Reproduce every entry below precisely; do not include the pictures.

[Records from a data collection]

::::

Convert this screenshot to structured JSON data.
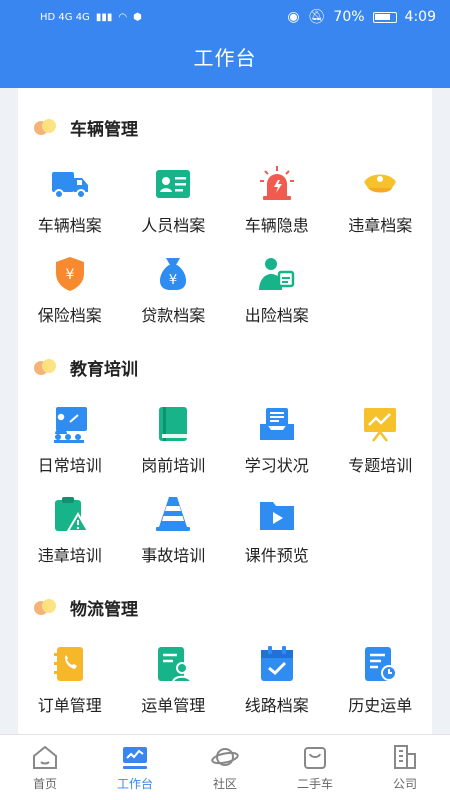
{
  "status": {
    "net_left": "HD 4G 4G",
    "percent": "70%",
    "time": "4:09"
  },
  "header": {
    "title": "工作台"
  },
  "colors": {
    "brand": "#3a86f0"
  },
  "sections": [
    {
      "title": "车辆管理",
      "items": [
        {
          "label": "车辆档案",
          "icon": "truck-icon"
        },
        {
          "label": "人员档案",
          "icon": "id-card-icon"
        },
        {
          "label": "车辆隐患",
          "icon": "alarm-light-icon"
        },
        {
          "label": "违章档案",
          "icon": "police-cap-icon"
        },
        {
          "label": "保险档案",
          "icon": "yuan-shield-icon"
        },
        {
          "label": "贷款档案",
          "icon": "money-bag-icon"
        },
        {
          "label": "出险档案",
          "icon": "person-report-icon"
        }
      ]
    },
    {
      "title": "教育培训",
      "items": [
        {
          "label": "日常培训",
          "icon": "teacher-board-icon"
        },
        {
          "label": "岗前培训",
          "icon": "book-icon"
        },
        {
          "label": "学习状况",
          "icon": "inbox-list-icon"
        },
        {
          "label": "专题培训",
          "icon": "chart-easel-icon"
        },
        {
          "label": "违章培训",
          "icon": "clipboard-warning-icon"
        },
        {
          "label": "事故培训",
          "icon": "traffic-cone-icon"
        },
        {
          "label": "课件预览",
          "icon": "video-folder-icon"
        }
      ]
    },
    {
      "title": "物流管理",
      "items": [
        {
          "label": "订单管理",
          "icon": "phone-book-icon"
        },
        {
          "label": "运单管理",
          "icon": "user-document-icon"
        },
        {
          "label": "线路档案",
          "icon": "calendar-check-icon"
        },
        {
          "label": "历史运单",
          "icon": "document-clock-icon"
        }
      ]
    }
  ],
  "tabbar": [
    {
      "label": "首页",
      "icon": "home-icon",
      "active": false
    },
    {
      "label": "工作台",
      "icon": "monitor-chart-icon",
      "active": true
    },
    {
      "label": "社区",
      "icon": "planet-icon",
      "active": false
    },
    {
      "label": "二手车",
      "icon": "shopping-bag-icon",
      "active": false
    },
    {
      "label": "公司",
      "icon": "building-icon",
      "active": false
    }
  ]
}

::::

● **Task output**
Convert this screenshot to structured JSON data.
{
  "status": {
    "net_left": "HD 4G 4G",
    "percent": "70%",
    "time": "4:09"
  },
  "header": {
    "title": "工作台"
  },
  "colors": {
    "brand": "#3a86f0"
  },
  "sections": [
    {
      "title": "车辆管理",
      "items": [
        {
          "label": "车辆档案",
          "icon": "truck-icon"
        },
        {
          "label": "人员档案",
          "icon": "id-card-icon"
        },
        {
          "label": "车辆隐患",
          "icon": "alarm-light-icon"
        },
        {
          "label": "违章档案",
          "icon": "police-cap-icon"
        },
        {
          "label": "保险档案",
          "icon": "yuan-shield-icon"
        },
        {
          "label": "贷款档案",
          "icon": "money-bag-icon"
        },
        {
          "label": "出险档案",
          "icon": "person-report-icon"
        }
      ]
    },
    {
      "title": "教育培训",
      "items": [
        {
          "label": "日常培训",
          "icon": "teacher-board-icon"
        },
        {
          "label": "岗前培训",
          "icon": "book-icon"
        },
        {
          "label": "学习状况",
          "icon": "inbox-list-icon"
        },
        {
          "label": "专题培训",
          "icon": "chart-easel-icon"
        },
        {
          "label": "违章培训",
          "icon": "clipboard-warning-icon"
        },
        {
          "label": "事故培训",
          "icon": "traffic-cone-icon"
        },
        {
          "label": "课件预览",
          "icon": "video-folder-icon"
        }
      ]
    },
    {
      "title": "物流管理",
      "items": [
        {
          "label": "订单管理",
          "icon": "phone-book-icon"
        },
        {
          "label": "运单管理",
          "icon": "user-document-icon"
        },
        {
          "label": "线路档案",
          "icon": "calendar-check-icon"
        },
        {
          "label": "历史运单",
          "icon": "document-clock-icon"
        }
      ]
    }
  ],
  "tabbar": [
    {
      "label": "首页",
      "icon": "home-icon",
      "active": false
    },
    {
      "label": "工作台",
      "icon": "monitor-chart-icon",
      "active": true
    },
    {
      "label": "社区",
      "icon": "planet-icon",
      "active": false
    },
    {
      "label": "二手车",
      "icon": "shopping-bag-icon",
      "active": false
    },
    {
      "label": "公司",
      "icon": "building-icon",
      "active": false
    }
  ]
}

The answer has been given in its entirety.